__Job__: Reproduce all lines of the listing below in which the word "Огородная" occurs.

__Dataset records__:
....................
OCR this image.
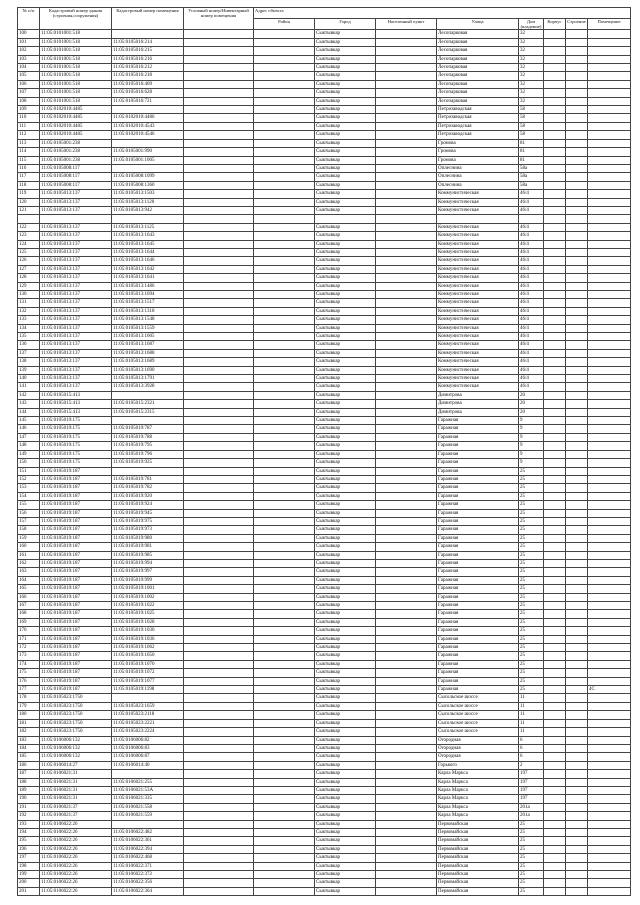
№ п/п	Кадастровый номер здания (строения,сооружения)	Кадастровый номер помещения	Условный номер/Инвентарный номер помещения	Адрес объекта							
				Район	Город	Населенный пункт	Улица	Дом (владение)	Корпус	Строение	Помещение
100	11:05:0101001:518				Сыктывкар		Лесопарковая	32			
101	11:05:0101001:518	11:05:0105016:214			Сыктывкар		Лесопарковая	32			
102	11:05:0101001:518	11:05:0105016:215			Сыктывкар		Лесопарковая	32			
103	11:05:0101001:518	11:05:0105016:216			Сыктывкар		Лесопарковая	32			
104	11:05:0101001:518	11:05:0105016:212			Сыктывкар		Лесопарковая	32			
105	11:05:0101001:518	11:05:0105016:218			Сыктывкар		Лесопарковая	32			
106	11:05:0101001:518	11:05:0105016:469			Сыктывкар		Лесопарковая	32			
107	11:05:0101001:518	11:05:0105016:628			Сыктывкар		Лесопарковая	32			
108	11:05:0101001:518	11:05:0105016:721			Сыктывкар		Лесопарковая	32			
109	11:05:0102010:4485				Сыктывкар		Петрозаводская	58			
110	11:05:0102010:4485	11:05:0102010:4486			Сыктывкар		Петрозаводская	58			
111	11:05:0102010:4485	11:05:0102010:4543			Сыктывкар		Петрозаводская	58			
112	11:05:0102010:4485	11:05:0102010:4546			Сыктывкар		Петрозаводская	58			
113	11:05:0105001:238				Сыктывкар		Громова	81			
114	11:05:0105001:238	11:05:0105001:990			Сыктывкар		Громова	81			
115	11:05:0105001:238	11:05:0105001:1005			Сыктывкар		Громова	81			
116	11:05:0105008:117				Сыктывкар		Оплеснина	58а			
117	11:05:0105008:117	11:05:0105008:1099			Сыктывкар		Оплеснина	58а			
118	11:05:0105008:117	11:05:0105008:1360			Сыктывкар		Оплеснина	58а			
119	11:05:0105013:137	11:05:0105013:1503			Сыктывкар		Коммунистическая	46/4			
120	11:05:0105013:137	11:05:0105013:1120			Сыктывкар		Коммунистическая	46/4			
121	11:05:0105013:137	11:05:0105013:942			Сыктывкар		Коммунистическая	46/4			

122	11:05:0105013:137	11:05:0105013:1125			Сыктывкар		Коммунистическая	46/4			
123	11:05:0105013:137	11:05:0105013:1643			Сыктывкар		Коммунистическая	46/4			
124	11:05:0105013:137	11:05:0105013:1645			Сыктывкар		Коммунистическая	46/4			
125	11:05:0105013:137	11:05:0105013:1644			Сыктывкар		Коммунистическая	46/4			
126	11:05:0105013:137	11:05:0105013:1646			Сыктывкар		Коммунистическая	46/4			
127	11:05:0105013:137	11:05:0105013:1642			Сыктывкар		Коммунистическая	46/4			
128	11:05:0105013:137	11:05:0105013:1641			Сыктывкар		Коммунистическая	46/4			
129	11:05:0105013:137	11:05:0105013:1486			Сыктывкар		Коммунистическая	46/4			
130	11:05:0105013:137	11:05:0105013:1694			Сыктывкар		Коммунистическая	46/4			
131	11:05:0105013:137	11:05:0105013:1517			Сыктывкар		Коммунистическая	46/4			
132	11:05:0105013:137	11:05:0105013:1318			Сыктывкар		Коммунистическая	46/4			
133	11:05:0105013:137	11:05:0105013:1548			Сыктывкар		Коммунистическая	46/4			
134	11:05:0105013:137	11:05:0105013:1559			Сыктывкар		Коммунистическая	46/4			
135	11:05:0105013:137	11:05:0105013:1605			Сыктывкар		Коммунистическая	46/4			
136	11:05:0105013:137	11:05:0105013:1687			Сыктывкар		Коммунистическая	46/4			
137	11:05:0105013:137	11:05:0105013:1688			Сыктывкар		Коммунистическая	46/4			
138	11:05:0105013:137	11:05:0105013:1689			Сыктывкар		Коммунистическая	46/4			
139	11:05:0105013:137	11:05:0105013:1690			Сыктывкар		Коммунистическая	46/4			
140	11:05:0105013:137	11:05:0105013:1791			Сыктывкар		Коммунистическая	46/4			
141	11:05:0105013:137	11:05:0105013:3928			Сыктывкар		Коммунистическая	46/4			
142	11:05:0105015:413				Сыктывкар		Димитрова	20			
143	11:05:0105015:413	11:05:0105015:2321			Сыктывкар		Димитрова	20			
144	11:05:0105015:413	11:05:0105015:2315			Сыктывкар		Димитрова	20			
145	11:05:0105019:175				Сыктывкар		Гаражная	9			
146	11:05:0105019:175	11:05:0105019:787			Сыктывкар		Гаражная	9			
147	11:05:0105019:175	11:05:0105019:788			Сыктывкар		Гаражная	9			
148	11:05:0105019:175	11:05:0105019:795			Сыктывкар		Гаражная	9			
149	11:05:0105019:175	11:05:0105019:796			Сыктывкар		Гаражная	9			
150	11:05:0105019:175	11:05:0105019:925			Сыктывкар		Гаражная	9			
151	11:05:0105019:187				Сыктывкар		Гаражная	25			
152	11:05:0105019:187	11:05:0105019:781			Сыктывкар		Гаражная	25			
153	11:05:0105019:187	11:05:0105019:782			Сыктывкар		Гаражная	25			
154	11:05:0105019:187	11:05:0105019:920			Сыктывкар		Гаражная	25			
155	11:05:0105019:187	11:05:0105019:924			Сыктывкар		Гаражная	25			
156	11:05:0105019:187	11:05:0105019:945			Сыктывкар		Гаражная	25			
157	11:05:0105019:187	11:05:0105019:975			Сыктывкар		Гаражная	25			
158	11:05:0105019:187	11:05:0105019:973			Сыктывкар		Гаражная	25			
159	11:05:0105019:187	11:05:0105019:980			Сыктывкар		Гаражная	25			
160	11:05:0105019:187	11:05:0105019:981			Сыктывкар		Гаражная	25			
161	11:05:0105019:187	11:05:0105019:985			Сыктывкар		Гаражная	25			
162	11:05:0105019:187	11:05:0105019:994			Сыктывкар		Гаражная	25			
163	11:05:0105019:187	11:05:0105019:997			Сыктывкар		Гаражная	25			
164	11:05:0105019:187	11:05:0105019:999			Сыктывкар		Гаражная	25			
165	11:05:0105019:187	11:05:0105019:1001			Сыктывкар		Гаражная	25			
166	11:05:0105019:187	11:05:0105019:1002			Сыктывкар		Гаражная	25			
167	11:05:0105019:187	11:05:0105019:1022			Сыктывкар		Гаражная	25			
168	11:05:0105019:187	11:05:0105019:1025			Сыктывкар		Гаражная	25			
169	11:05:0105019:187	11:05:0105019:1028			Сыктывкар		Гаражная	25			
170	11:05:0105019:187	11:05:0105019:1030			Сыктывкар		Гаражная	25			
171	11:05:0105019:187	11:05:0105019:1036			Сыктывкар		Гаражная	25			
172	11:05:0105019:187	11:05:0105019:1062			Сыктывкар		Гаражная	25			
173	11:05:0105019:187	11:05:0105019:1050			Сыктывкар		Гаражная	25			
174	11:05:0105019:187	11:05:0105019:1070			Сыктывкар		Гаражная	25			
175	11:05:0105019:187	11:05:0105019:1072			Сыктывкар		Гаражная	25			
176	11:05:0105019:187	11:05:0105019:1077			Сыктывкар		Гаражная	25			
177	11:05:0105019:187	11:05:0105019:1198			Сыктывкар		Гаражная	25			4С
178	11:05:0105023:1750				Сыктывкар		Сысольское шоссе	11			
179	11:05:0105023:1750	11:05:0105023:1659			Сыктывкар		Сысольское шоссе	11			
180	11:05:0105023:1750	11:05:0105023:2118			Сыктывкар		Сысольское шоссе	11			
181	11:05:0105023:1750	11:05:0105023:2221			Сыктывкар		Сысольское шоссе	11			
182	11:05:0105023:1750	11:05:0105023:2224			Сыктывкар		Сысольское шоссе	11			
183	11:05:0106006:132	11:05:0106006:82			Сыктывкар		Огородная	6			
184	11:05:0106006:132	11:05:0106006:83			Сыктывкар		Огородная	6			
185	11:05:0106006:132	11:05:0106006:87			Сыктывкар		Огородная	6			
186	11:05:0106014:27	11:05:0106014:40			Сыктывкар		Горького	2			
187	11:05:0106021:31				Сыктывкар		Карла Маркса	197			
188	11:05:0106021:31	11:05:0106021:255			Сыктывкар		Карла Маркса	197			
189	11:05:0106021:31	11:05:0106021:53А			Сыктывкар		Карла Маркса	197			
190	11:05:0106021:31	11:05:0106021:335			Сыктывкар		Карла Маркса	197			
191	11:05:0106021:37	11:05:0106021:558			Сыктывкар		Карла Маркса	201а			
192	11:05:0106021:37	11:05:0106021:559			Сыктывкар		Карла Маркса	201а			
193	11:05:0106022:26				Сыктывкар		Первомайская	25			
194	11:05:0106022:26	11:05:0106022:482			Сыктывкар		Первомайская	25			
195	11:05:0106022:26	11:05:0106022:361			Сыктывкар		Первомайская	25			
196	11:05:0106022:26	11:05:0106022:394			Сыктывкар		Первомайская	25			
197	11:05:0106022:26	11:05:0106022:468			Сыктывкар		Первомайская	25			
198	11:05:0106022:26	11:05:0106022:371			Сыктывкар		Первомайская	25			
199	11:05:0106022:26	11:05:0106022:372			Сыктывкар		Первомайская	25			
200	11:05:0106022:26	11:05:0106022:356			Сыктывкар		Первомайская	25			
201	11:05:0106022:26	11:05:0106022:364			Сыктывкар		Первомайская	25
....................
__Result for this exercise__:
183	11:05:0106006:132	11:05:0106006:82			Сыктывкар		Огородная	6			
184	11:05:0106006:132	11:05:0106006:83			Сыктывкар		Огородная	6			
185	11:05:0106006:132	11:05:0106006:87			Сыктывкар		Огородная	6			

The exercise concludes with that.